[INSTRUCTIONS TO FOLLOW] Without including any pictures, please copy every entry below exactly.

[EXTRACTED INFORMATION]

:::::

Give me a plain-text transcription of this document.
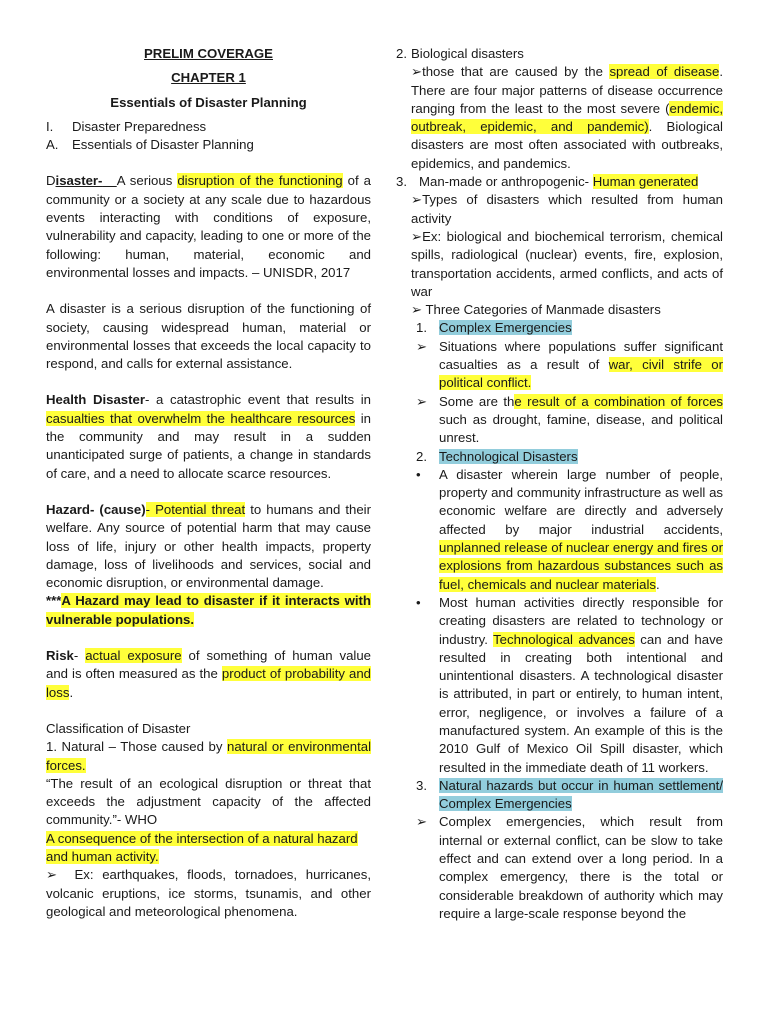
PRELIM COVERAGE

CHAPTER 1

Essentials of Disaster Planning

I.	Disaster Preparedness
A.	Essentials of Disaster Planning

Disaster- A serious disruption of the functioning of a community or a society at any scale due to hazardous events interacting with conditions of exposure, vulnerability and capacity, leading to one or more of the following: human, material, economic and environmental losses and impacts. – UNISDR, 2017

A disaster is a serious disruption of the functioning of society, causing widespread human, material or environmental losses that exceeds the local capacity to respond, and calls for external assistance.

Health Disaster- a catastrophic event that results in casualties that overwhelm the healthcare resources in the community and may result in a sudden unanticipated surge of patients, a change in standards of care, and a need to allocate scarce resources.

Hazard- (cause)- Potential threat to humans and their welfare. Any source of potential harm that may cause loss of life, injury or other health impacts, property damage, loss of livelihoods and services, social and economic disruption, or environmental damage.

***A Hazard may lead to disaster if it interacts with vulnerable populations.

Risk- actual exposure of something of human value and is often measured as the product of probability and loss.

Classification of Disaster

1. Natural – Those caused by natural or environmental forces.

“The result of an ecological disruption or threat that exceeds the adjustment capacity of the affected community.”- WHO

A consequence of the intersection of a natural hazard and human activity.

➢  Ex: earthquakes, floods, tornadoes, hurricanes, volcanic eruptions, ice storms, tsunamis, and other geological and meteorological phenomena.

2. Biological disasters

➢those that are caused by the spread of disease. There are four major patterns of disease occurrence ranging from the least to the most severe (endemic, outbreak, epidemic, and pandemic). Biological disasters are most often associated with outbreaks, epidemics, and pandemics.

3. Man-made or anthropogenic- Human generated

➢Types of disasters which resulted from human activity

➢Ex: biological and biochemical terrorism, chemical spills, radiological (nuclear) events, fire, explosion, transportation accidents, armed conflicts, and acts of war

➢ Three Categories of Manmade disasters

1. Complex Emergencies
➢ Situations where populations suffer significant casualties as a result of war, civil strife or political conflict.

➢ Some are the result of a combination of forces such as drought, famine, disease, and political unrest.

2. Technological Disasters
•	A disaster wherein large number of people, property and community infrastructure as well as economic welfare are directly and adversely affected by major industrial accidents, unplanned release of nuclear energy and fires or explosions from hazardous substances such as fuel, chemicals and nuclear materials.

•	Most human activities directly responsible for creating disasters are related to technology or industry. Technological advances can and have resulted in creating both intentional and unintentional disasters. A technological disaster is attributed, in part or entirely, to human intent, error, negligence, or involves a failure of a manufactured system. An example of this is the 2010 Gulf of Mexico Oil Spill disaster, which resulted in the immediate death of 11 workers.

3. Natural hazards but occur in human settlement/ Complex Emergencies

➢ Complex emergencies, which result from internal or external conflict, can be slow to take effect and can extend over a long period. In a complex emergency, there is the total or considerable breakdown of authority which may require a large-scale response beyond the
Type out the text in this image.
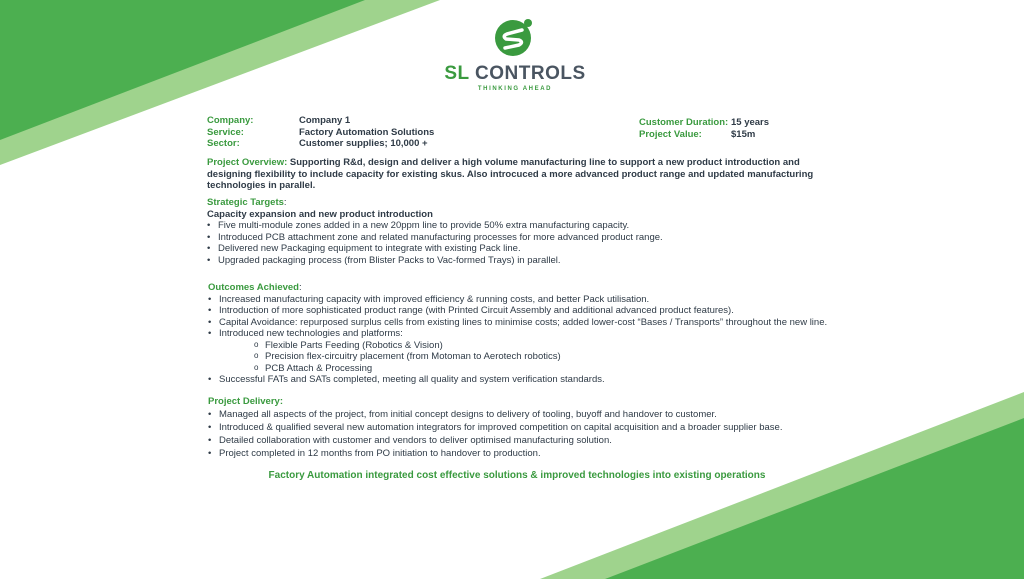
SL CONTROLS
THINKING AHEAD
Company:	Company 1
Service:	Factory Automation Solutions
Sector:	Customer supplies; 10,000 +
Customer Duration: 15 years
Project Value:	$15m
Project Overview: Supporting R&d, design and deliver a high volume manufacturing line to support a new product introduction and designing flexibility to include capacity for existing skus. Also introcuced a more advanced product range and updated manufacturing technologies in parallel.
Strategic Targets:
Capacity expansion and new product introduction
• Five multi-module zones added in a new 20ppm line to provide 50% extra manufacturing capacity.
• Introduced PCB attachment zone and related manufacturing processes for more advanced product range.
• Delivered new Packaging equipment to integrate with existing Pack line.
• Upgraded packaging process (from Blister Packs to Vac-formed Trays) in parallel.
Outcomes Achieved:
• Increased manufacturing capacity with improved efficiency & running costs, and better Pack utilisation.
• Introduction of more sophisticated product range (with Printed Circuit Assembly and additional advanced product features).
• Capital Avoidance: repurposed surplus cells from existing lines to minimise costs; added lower-cost “Bases / Transports” throughout the new line.
• Introduced new technologies and platforms:
o Flexible Parts Feeding (Robotics & Vision)
o Precision flex-circuitry placement (from Motoman to Aerotech robotics)
o PCB Attach & Processing
• Successful FATs and SATs completed, meeting all quality and system verification standards.
Project Delivery:
• Managed all aspects of the project, from initial concept designs to delivery of tooling, buyoff and handover to customer.
• Introduced & qualified several new automation integrators for improved competition on capital acquisition and a broader supplier base.
• Detailed collaboration with customer and vendors to deliver optimised manufacturing solution.
• Project completed in 12 months from PO initiation to handover to production.
Factory Automation integrated cost effective solutions & improved technologies into existing operations
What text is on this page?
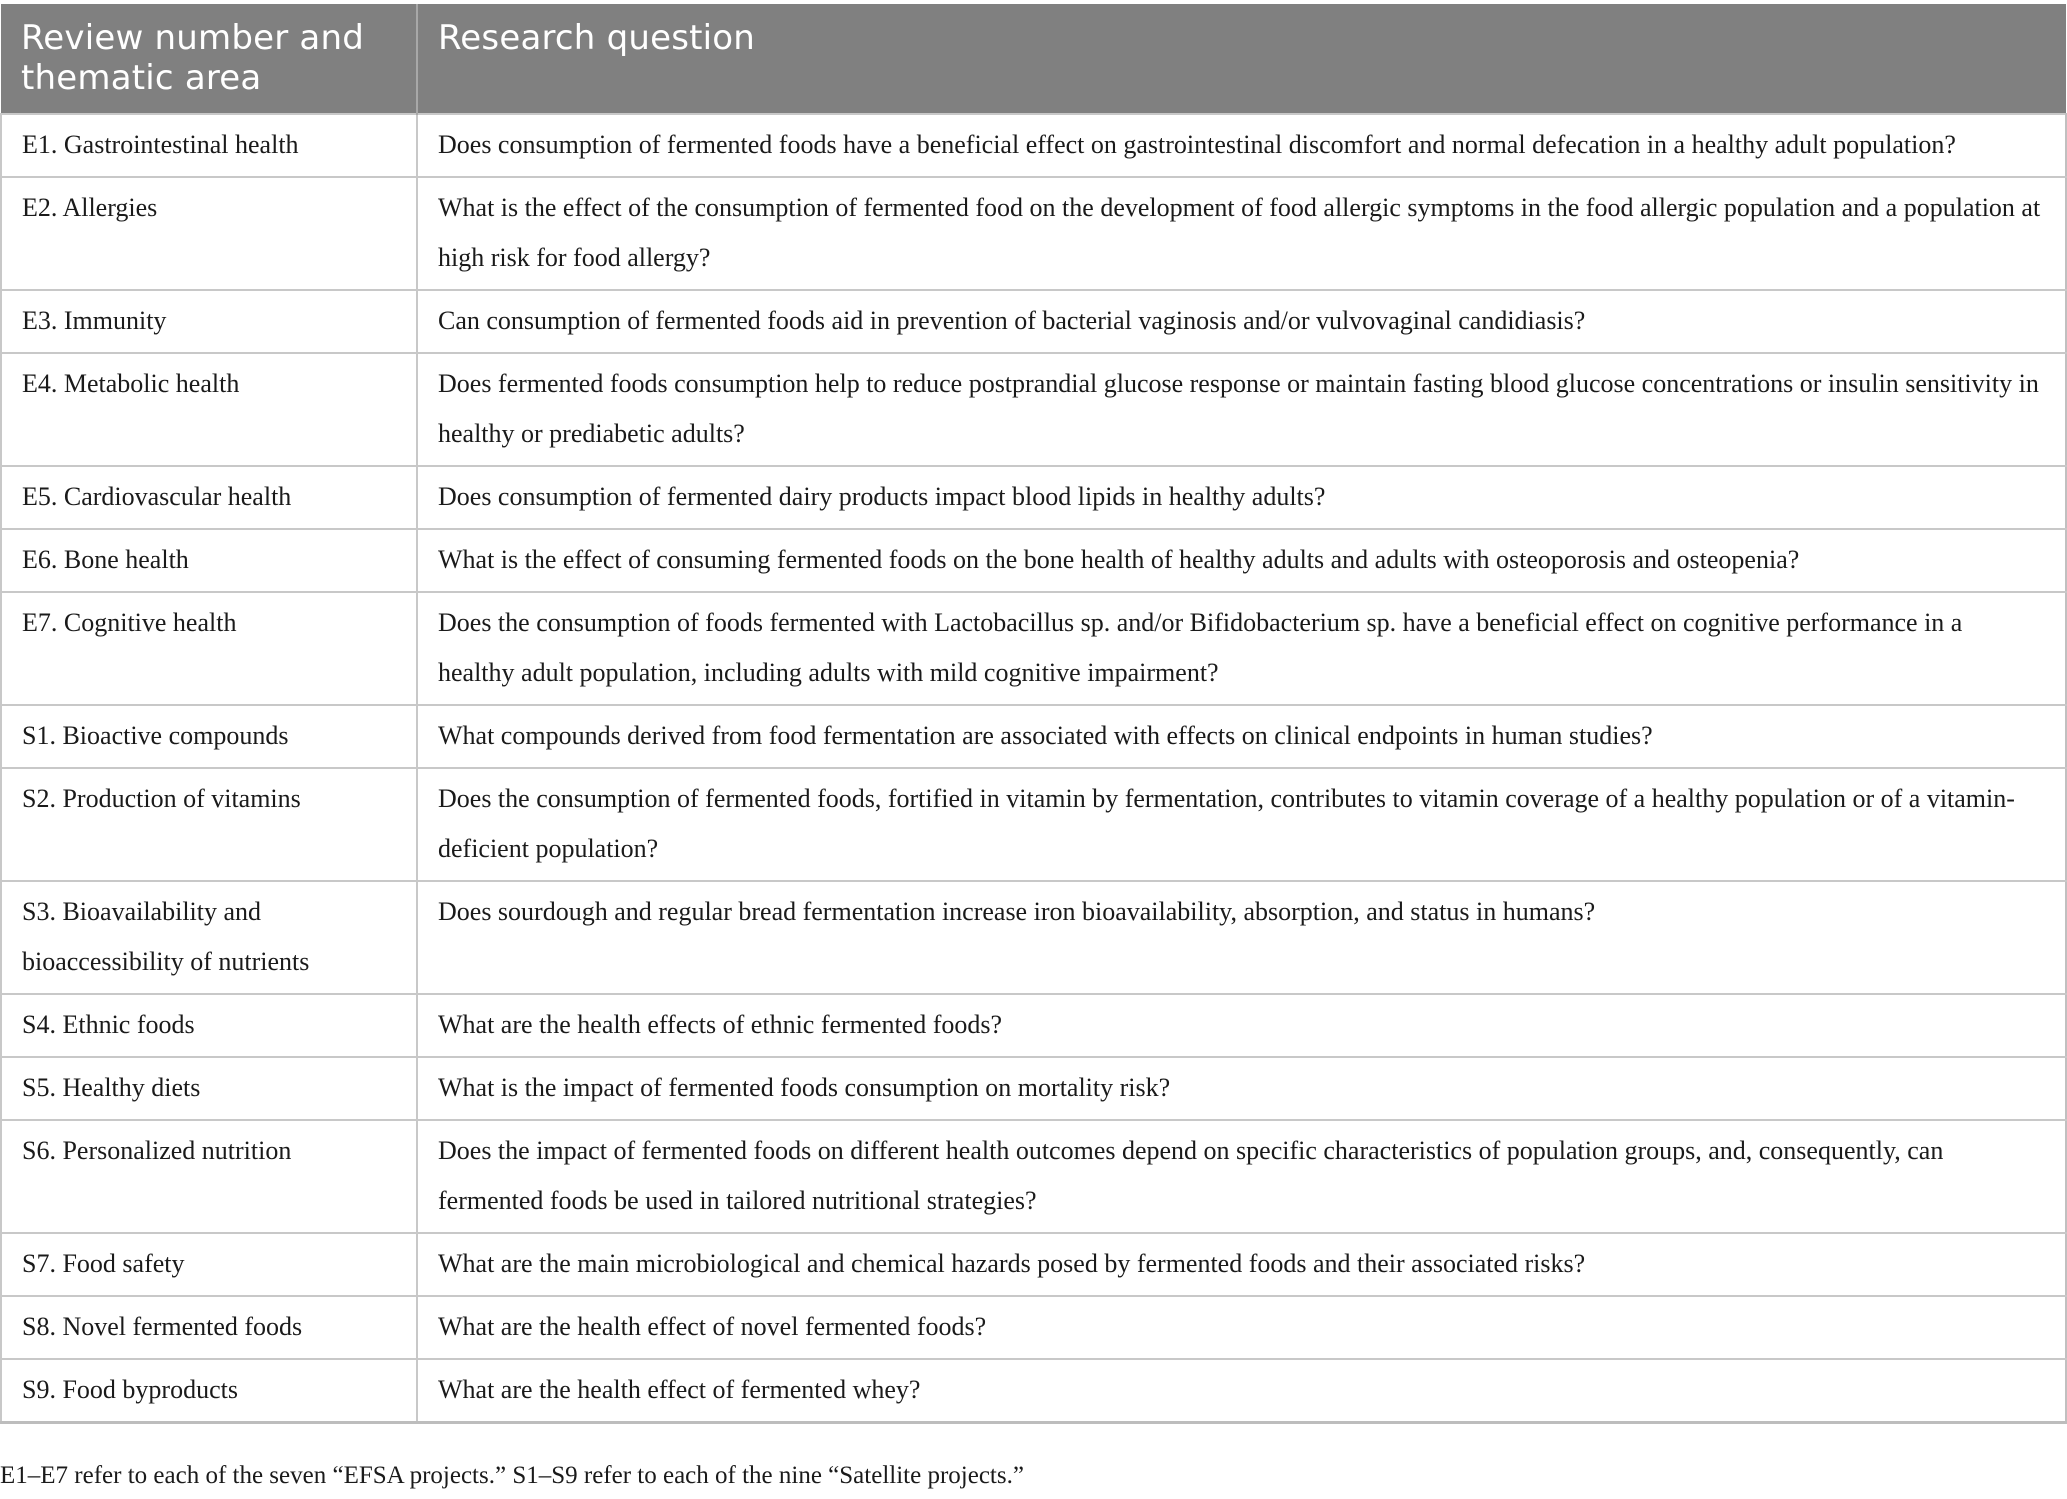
Review number and thematic area	Research question
E1. Gastrointestinal health	Does consumption of fermented foods have a beneficial effect on gastrointestinal discomfort and normal defecation in a healthy adult population?
E2. Allergies	What is the effect of the consumption of fermented food on the development of food allergic symptoms in the food allergic population and a population at high risk for food allergy?
E3. Immunity	Can consumption of fermented foods aid in prevention of bacterial vaginosis and/or vulvovaginal candidiasis?
E4. Metabolic health	Does fermented foods consumption help to reduce postprandial glucose response or maintain fasting blood glucose concentrations or insulin sensitivity in healthy or prediabetic adults?
E5. Cardiovascular health	Does consumption of fermented dairy products impact blood lipids in healthy adults?
E6. Bone health	What is the effect of consuming fermented foods on the bone health of healthy adults and adults with osteoporosis and osteopenia?
E7. Cognitive health	Does the consumption of foods fermented with Lactobacillus sp. and/or Bifidobacterium sp. have a beneficial effect on cognitive performance in a healthy adult population, including adults with mild cognitive impairment?
S1. Bioactive compounds	What compounds derived from food fermentation are associated with effects on clinical endpoints in human studies?
S2. Production of vitamins	Does the consumption of fermented foods, fortified in vitamin by fermentation, contributes to vitamin coverage of a healthy population or of a vitamin-deficient population?
S3. Bioavailability and bioaccessibility of nutrients	Does sourdough and regular bread fermentation increase iron bioavailability, absorption, and status in humans?
S4. Ethnic foods	What are the health effects of ethnic fermented foods?
S5. Healthy diets	What is the impact of fermented foods consumption on mortality risk?
S6. Personalized nutrition	Does the impact of fermented foods on different health outcomes depend on specific characteristics of population groups, and, consequently, can fermented foods be used in tailored nutritional strategies?
S7. Food safety	What are the main microbiological and chemical hazards posed by fermented foods and their associated risks?
S8. Novel fermented foods	What are the health effect of novel fermented foods?
S9. Food byproducts	What are the health effect of fermented whey?
E1–E7 refer to each of the seven “EFSA projects.” S1–S9 refer to each of the nine “Satellite projects.”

:::::

[WRITTEN RESPONSE]
Give me a plain-text transcription of this document.
PRELIM COVERAGE

CHAPTER 1

Essentials of Disaster Planning

I.	Disaster Preparedness
A.	Essentials of Disaster Planning

Disaster- A serious disruption of the functioning of a community or a society at any scale due to hazardous events interacting with conditions of exposure, vulnerability and capacity, leading to one or more of the following: human, material, economic and environmental losses and impacts. – UNISDR, 2017

A disaster is a serious disruption of the functioning of society, causing widespread human, material or environmental losses that exceeds the local capacity to respond, and calls for external assistance.

Health Disaster- a catastrophic event that results in casualties that overwhelm the healthcare resources in the community and may result in a sudden unanticipated surge of patients, a change in standards of care, and a need to allocate scarce resources.

Hazard- (cause)- Potential threat to humans and their welfare. Any source of potential harm that may cause loss of life, injury or other health impacts, property damage, loss of livelihoods and services, social and economic disruption, or environmental damage.

***A Hazard may lead to disaster if it interacts with vulnerable populations.

Risk- actual exposure of something of human value and is often measured as the product of probability and loss.

Classification of Disaster

1. Natural – Those caused by natural or environmental forces.

“The result of an ecological disruption or threat that exceeds the adjustment capacity of the affected community.”- WHO

A consequence of the intersection of a natural hazard and human activity.

➢  Ex: earthquakes, floods, tornadoes, hurricanes, volcanic eruptions, ice storms, tsunamis, and other geological and meteorological phenomena.

2. Biological disasters

➢those that are caused by the spread of disease. There are four major patterns of disease occurrence ranging from the least to the most severe (endemic, outbreak, epidemic, and pandemic). Biological disasters are most often associated with outbreaks, epidemics, and pandemics.

3. Man-made or anthropogenic- Human generated

➢Types of disasters which resulted from human activity

➢Ex: biological and biochemical terrorism, chemical spills, radiological (nuclear) events, fire, explosion, transportation accidents, armed conflicts, and acts of war

➢ Three Categories of Manmade disasters

1. Complex Emergencies
➢ Situations where populations suffer significant casualties as a result of war, civil strife or political conflict.

➢ Some are the result of a combination of forces such as drought, famine, disease, and political unrest.

2. Technological Disasters
•	A disaster wherein large number of people, property and community infrastructure as well as economic welfare are directly and adversely affected by major industrial accidents, unplanned release of nuclear energy and fires or explosions from hazardous substances such as fuel, chemicals and nuclear materials.

•	Most human activities directly responsible for creating disasters are related to technology or industry. Technological advances can and have resulted in creating both intentional and unintentional disasters. A technological disaster is attributed, in part or entirely, to human intent, error, negligence, or involves a failure of a manufactured system. An example of this is the 2010 Gulf of Mexico Oil Spill disaster, which resulted in the immediate death of 11 workers.

3. Natural hazards but occur in human settlement/ Complex Emergencies

➢ Complex emergencies, which result from internal or external conflict, can be slow to take effect and can extend over a long period. In a complex emergency, there is the total or considerable breakdown of authority which may require a large-scale response beyond the
Type out the text in this image.
SL CONTROLS
THINKING AHEAD
Company:	Company 1
Service:	Factory Automation Solutions
Sector:	Customer supplies; 10,000 +
Customer Duration: 15 years
Project Value:	$15m
Project Overview: Supporting R&d, design and deliver a high volume manufacturing line to support a new product introduction and designing flexibility to include capacity for existing skus. Also introcuced a more advanced product range and updated manufacturing technologies in parallel.
Strategic Targets:
Capacity expansion and new product introduction
• Five multi-module zones added in a new 20ppm line to provide 50% extra manufacturing capacity.
• Introduced PCB attachment zone and related manufacturing processes for more advanced product range.
• Delivered new Packaging equipment to integrate with existing Pack line.
• Upgraded packaging process (from Blister Packs to Vac-formed Trays) in parallel.
Outcomes Achieved:
• Increased manufacturing capacity with improved efficiency & running costs, and better Pack utilisation.
• Introduction of more sophisticated product range (with Printed Circuit Assembly and additional advanced product features).
• Capital Avoidance: repurposed surplus cells from existing lines to minimise costs; added lower-cost “Bases / Transports” throughout the new line.
• Introduced new technologies and platforms:
o Flexible Parts Feeding (Robotics & Vision)
o Precision flex-circuitry placement (from Motoman to Aerotech robotics)
o PCB Attach & Processing
• Successful FATs and SATs completed, meeting all quality and system verification standards.
Project Delivery:
• Managed all aspects of the project, from initial concept designs to delivery of tooling, buyoff and handover to customer.
• Introduced & qualified several new automation integrators for improved competition on capital acquisition and a broader supplier base.
• Detailed collaboration with customer and vendors to deliver optimised manufacturing solution.
• Project completed in 12 months from PO initiation to handover to production.
Factory Automation integrated cost effective solutions & improved technologies into existing operations
What text is on this page?
Review number and thematic area	Research question
E1. Gastrointestinal health	Does consumption of fermented foods have a beneficial effect on gastrointestinal discomfort and normal defecation in a healthy adult population?
E2. Allergies	What is the effect of the consumption of fermented food on the development of food allergic symptoms in the food allergic population and a population at high risk for food allergy?
E3. Immunity	Can consumption of fermented foods aid in prevention of bacterial vaginosis and/or vulvovaginal candidiasis?
E4. Metabolic health	Does fermented foods consumption help to reduce postprandial glucose response or maintain fasting blood glucose concentrations or insulin sensitivity in healthy or prediabetic adults?
E5. Cardiovascular health	Does consumption of fermented dairy products impact blood lipids in healthy adults?
E6. Bone health	What is the effect of consuming fermented foods on the bone health of healthy adults and adults with osteoporosis and osteopenia?
E7. Cognitive health	Does the consumption of foods fermented with Lactobacillus sp. and/or Bifidobacterium sp. have a beneficial effect on cognitive performance in a healthy adult population, including adults with mild cognitive impairment?
S1. Bioactive compounds	What compounds derived from food fermentation are associated with effects on clinical endpoints in human studies?
S2. Production of vitamins	Does the consumption of fermented foods, fortified in vitamin by fermentation, contributes to vitamin coverage of a healthy population or of a vitamin-deficient population?
S3. Bioavailability and bioaccessibility of nutrients	Does sourdough and regular bread fermentation increase iron bioavailability, absorption, and status in humans?
S4. Ethnic foods	What are the health effects of ethnic fermented foods?
S5. Healthy diets	What is the impact of fermented foods consumption on mortality risk?
S6. Personalized nutrition	Does the impact of fermented foods on different health outcomes depend on specific characteristics of population groups, and, consequently, can fermented foods be used in tailored nutritional strategies?
S7. Food safety	What are the main microbiological and chemical hazards posed by fermented foods and their associated risks?
S8. Novel fermented foods	What are the health effect of novel fermented foods?
S9. Food byproducts	What are the health effect of fermented whey?
E1–E7 refer to each of the seven “EFSA projects.” S1–S9 refer to each of the nine “Satellite projects.”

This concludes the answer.